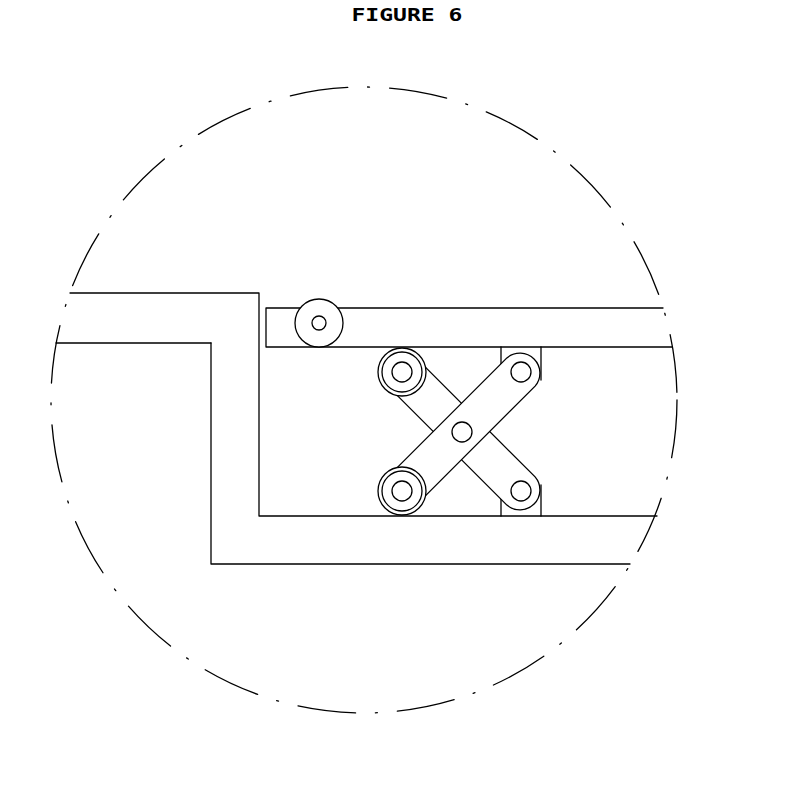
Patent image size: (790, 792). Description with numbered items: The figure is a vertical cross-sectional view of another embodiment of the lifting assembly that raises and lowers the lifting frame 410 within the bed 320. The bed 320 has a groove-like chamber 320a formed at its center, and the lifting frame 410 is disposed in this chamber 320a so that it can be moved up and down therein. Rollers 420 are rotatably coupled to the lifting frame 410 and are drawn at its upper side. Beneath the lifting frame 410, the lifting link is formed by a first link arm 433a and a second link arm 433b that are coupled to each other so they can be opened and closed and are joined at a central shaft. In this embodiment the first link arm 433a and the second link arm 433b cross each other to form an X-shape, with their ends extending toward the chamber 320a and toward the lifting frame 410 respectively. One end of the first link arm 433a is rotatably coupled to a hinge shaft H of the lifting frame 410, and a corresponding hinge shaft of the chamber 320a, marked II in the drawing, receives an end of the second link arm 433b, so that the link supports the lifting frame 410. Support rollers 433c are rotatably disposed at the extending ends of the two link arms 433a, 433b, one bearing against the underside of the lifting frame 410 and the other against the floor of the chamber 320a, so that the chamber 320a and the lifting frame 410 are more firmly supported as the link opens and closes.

The bed 320 is at (160, 305).
The chamber 320a is at (217, 507).
The lifting frame 410 is at (601, 314).
The roller 420 is at (320, 299).
The first link arm 433a is at (514, 395).
The second link arm 433b is at (512, 468).
The support roller 433c is at (420, 354).
The hinge shaft H is at (520, 363).
The lower pivot II is at (521, 491).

_____

▶ _TASK DESCRIPTION_: Convert all of the data above into a numbered list with one line per item, skipping blank lines and leaving the pictures out.

▶ _CORRECT RESULT_:
1. Patent image size: (790, 792). Description with numbered items: The figure is a vertical cross-sectional view of another embodiment of the lifting assembly that raises and lowers the lifting frame 410 within the bed 320. The bed 320 has a groove-like chamber 320a formed at its center, and the lifting frame 410 is disposed in this chamber 320a so that it can be moved up and down therein. Rollers 420 are rotatably coupled to the lifting frame 410 and are drawn at its upper side. Beneath the lifting frame 410, the lifting link is formed by a first link arm 433a and a second link arm 433b that are coupled to each other so they can be opened and closed and are joined at a central shaft. In this embodiment the first link arm 433a and the second link arm 433b cross each other to form an X-shape, with their ends extending toward the chamber 320a and toward the lifting frame 410 respectively. One end of the first link arm 433a is rotatably coupled to a hinge shaft H of the lifting frame 410, and a corresponding hinge shaft of the chamber 320a, marked II in the drawing, receives an end of the second link arm 433b, so that the link supports the lifting frame 410. Support rollers 433c are rotatably disposed at the extending ends of the two link arms 433a, 433b, one bearing against the underside of the lifting frame 410 and the other against the floor of the chamber 320a, so that the chamber 320a and the lifting frame 410 are more firmly supported as the link opens and closes.
2. The bed 320 is at (160, 305).
3. The chamber 320a is at (217, 507).
4. The lifting frame 410 is at (601, 314).
5. The roller 420 is at (320, 299).
6. The first link arm 433a is at (514, 395).
7. The second link arm 433b is at (512, 468).
8. The support roller 433c is at (420, 354).
9. The hinge shaft H is at (520, 363).
10. The lower pivot II is at (521, 491).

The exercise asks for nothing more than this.